▼
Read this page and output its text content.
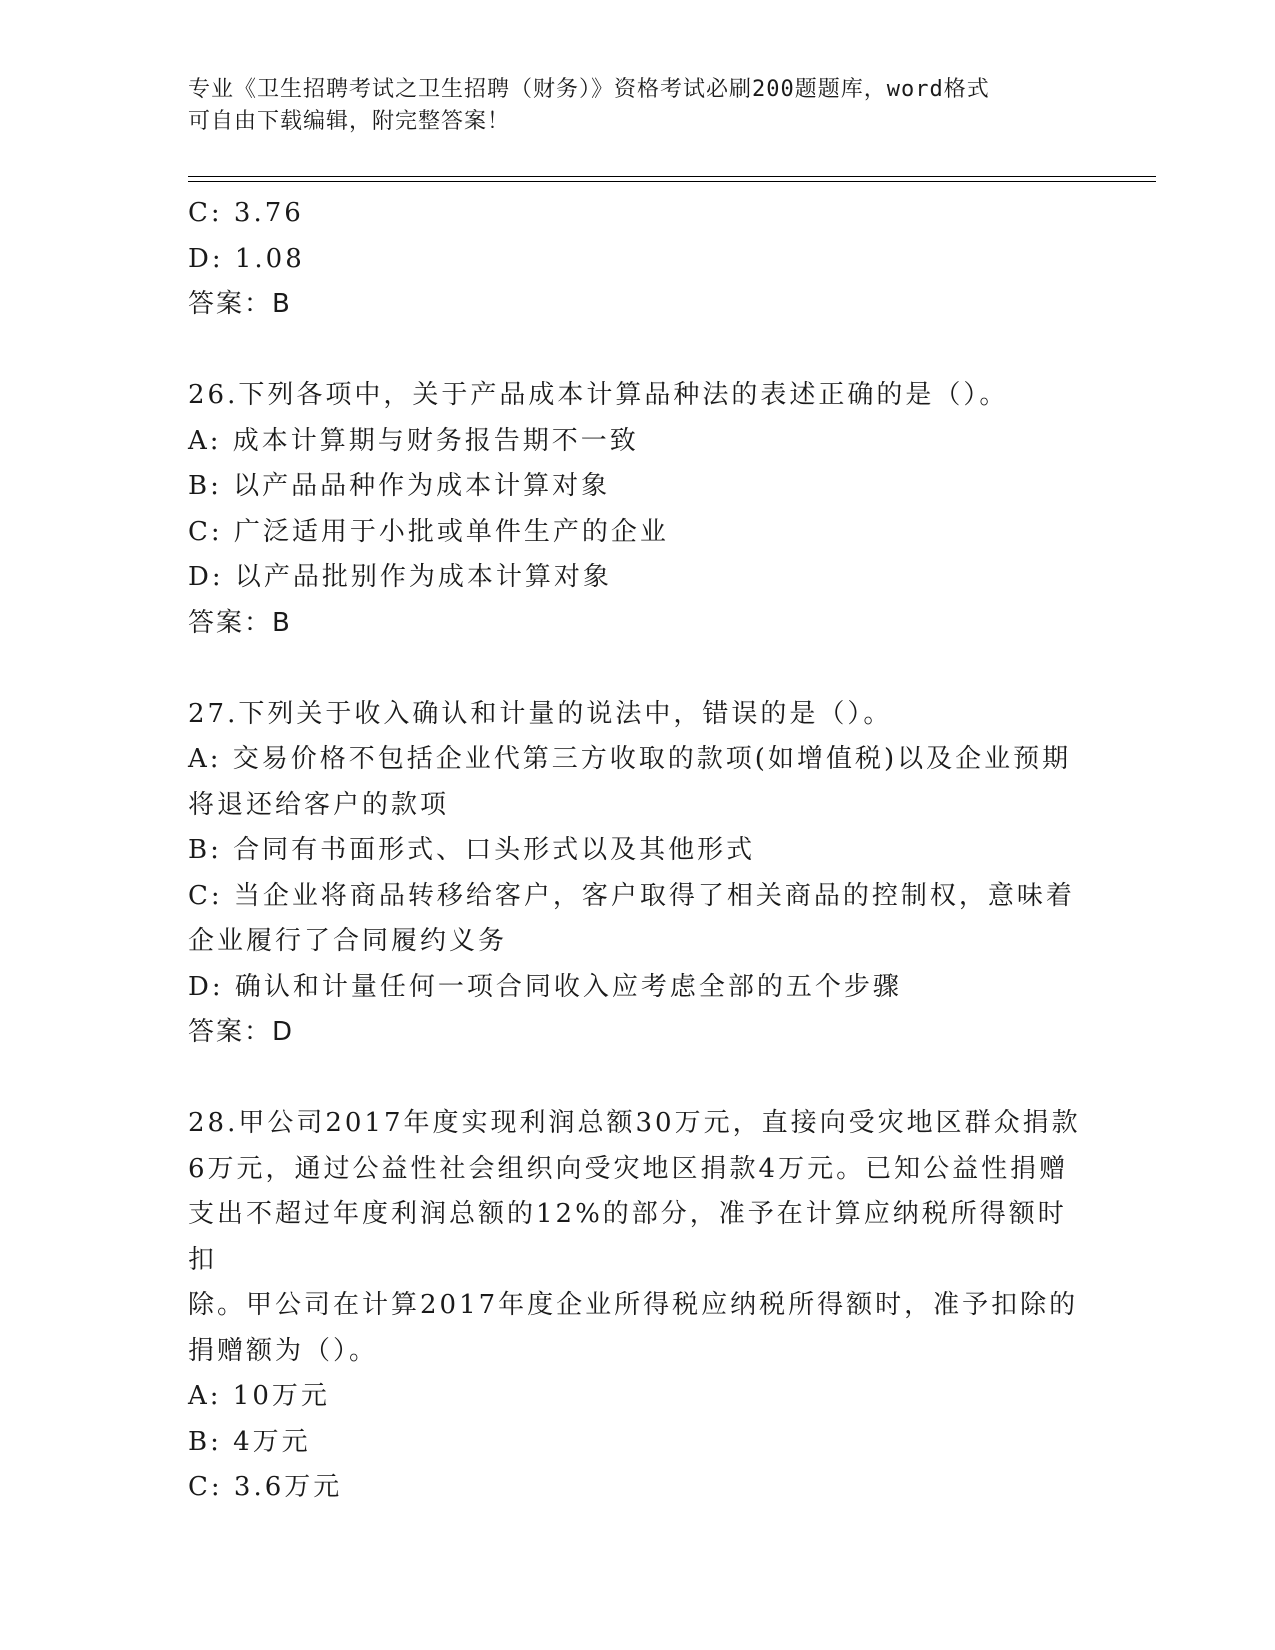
专业《卫生招聘考试之卫生招聘（财务）》资格考试必刷200题题库，word格式
可自由下载编辑，附完整答案！
C: 3.76
D: 1.08
答案：B
26.下列各项中，关于产品成本计算品种法的表述正确的是（）。
A: 成本计算期与财务报告期不一致
B: 以产品品种作为成本计算对象
C: 广泛适用于小批或单件生产的企业
D: 以产品批别作为成本计算对象
答案：B
27.下列关于收入确认和计量的说法中，错误的是（）。
A: 交易价格不包括企业代第三方收取的款项(如增值税)以及企业预期
将退还给客户的款项
B: 合同有书面形式、口头形式以及其他形式
C: 当企业将商品转移给客户，客户取得了相关商品的控制权，意味着
企业履行了合同履约义务
D: 确认和计量任何一项合同收入应考虑全部的五个步骤
答案：D
28.甲公司2017年度实现利润总额30万元，直接向受灾地区群众捐款
6万元，通过公益性社会组织向受灾地区捐款4万元。已知公益性捐赠
支出不超过年度利润总额的12%的部分，准予在计算应纳税所得额时扣
除。甲公司在计算2017年度企业所得税应纳税所得额时，准予扣除的
捐赠额为（）。
A: 10万元
B: 4万元
C: 3.6万元
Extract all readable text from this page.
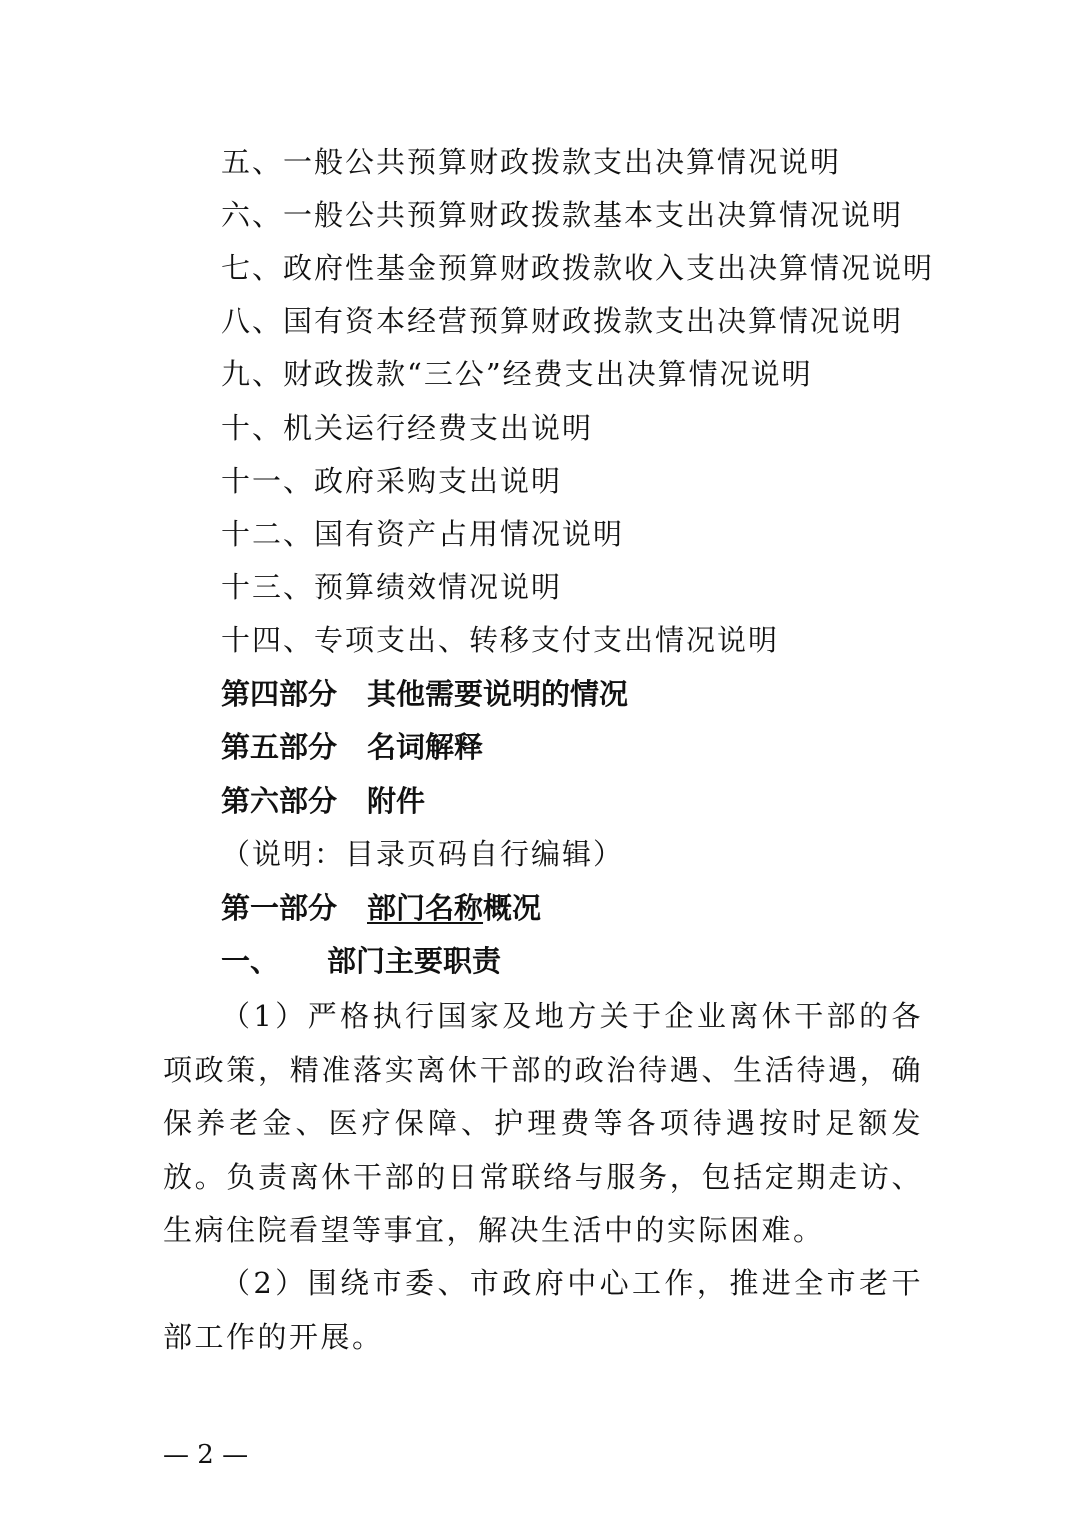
五、一般公共预算财政拨款支出决算情况说明
六、一般公共预算财政拨款基本支出决算情况说明
七、政府性基金预算财政拨款收入支出决算情况说明
八、国有资本经营预算财政拨款支出决算情况说明
九、财政拨款“三公”经费支出决算情况说明
十、机关运行经费支出说明
十一、政府采购支出说明
十二、国有资产占用情况说明
十三、预算绩效情况说明
十四、专项支出、转移支付支出情况说明
第四部分 其他需要说明的情况
第五部分 名词解释
第六部分 附件
（说明：目录页码自行编辑）
第一部分 部门名称概况
一、 部门主要职责
（1）严格执行国家及地方关于企业离休干部的各项政策，精准落实离休干部的政治待遇、生活待遇，确保养老金、医疗保障、护理费等各项待遇按时足额发放。负责离休干部的日常联络与服务，包括定期走访、生病住院看望等事宜，解决生活中的实际困难。
（2）围绕市委、市政府中心工作，推进全市老干部工作的开展。
— 2 —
▲
AIM:
Copy the data exactly. Any picture it contains is to be omitted.

EXERCISE OUTPUT:
Read this page and output its text content.
专业《卫生招聘考试之卫生招聘（财务）》资格考试必刷200题题库，word格式
可自由下载编辑，附完整答案！
C: 3.76
D: 1.08
答案：B
26.下列各项中，关于产品成本计算品种法的表述正确的是（）。
A: 成本计算期与财务报告期不一致
B: 以产品品种作为成本计算对象
C: 广泛适用于小批或单件生产的企业
D: 以产品批别作为成本计算对象
答案：B
27.下列关于收入确认和计量的说法中，错误的是（）。
A: 交易价格不包括企业代第三方收取的款项(如增值税)以及企业预期
将退还给客户的款项
B: 合同有书面形式、口头形式以及其他形式
C: 当企业将商品转移给客户，客户取得了相关商品的控制权，意味着
企业履行了合同履约义务
D: 确认和计量任何一项合同收入应考虑全部的五个步骤
答案：D
28.甲公司2017年度实现利润总额30万元，直接向受灾地区群众捐款
6万元，通过公益性社会组织向受灾地区捐款4万元。已知公益性捐赠
支出不超过年度利润总额的12%的部分，准予在计算应纳税所得额时扣
除。甲公司在计算2017年度企业所得税应纳税所得额时，准予扣除的
捐赠额为（）。
A: 10万元
B: 4万元
C: 3.6万元
Extract all readable text from this page.
五、一般公共预算财政拨款支出决算情况说明
六、一般公共预算财政拨款基本支出决算情况说明
七、政府性基金预算财政拨款收入支出决算情况说明
八、国有资本经营预算财政拨款支出决算情况说明
九、财政拨款“三公”经费支出决算情况说明
十、机关运行经费支出说明
十一、政府采购支出说明
十二、国有资产占用情况说明
十三、预算绩效情况说明
十四、专项支出、转移支付支出情况说明
第四部分 其他需要说明的情况
第五部分 名词解释
第六部分 附件
（说明：目录页码自行编辑）
第一部分 部门名称概况
一、 部门主要职责
（1）严格执行国家及地方关于企业离休干部的各项政策，精准落实离休干部的政治待遇、生活待遇，确保养老金、医疗保障、护理费等各项待遇按时足额发放。负责离休干部的日常联络与服务，包括定期走访、生病住院看望等事宜，解决生活中的实际困难。
（2）围绕市委、市政府中心工作，推进全市老干部工作的开展。
— 2 —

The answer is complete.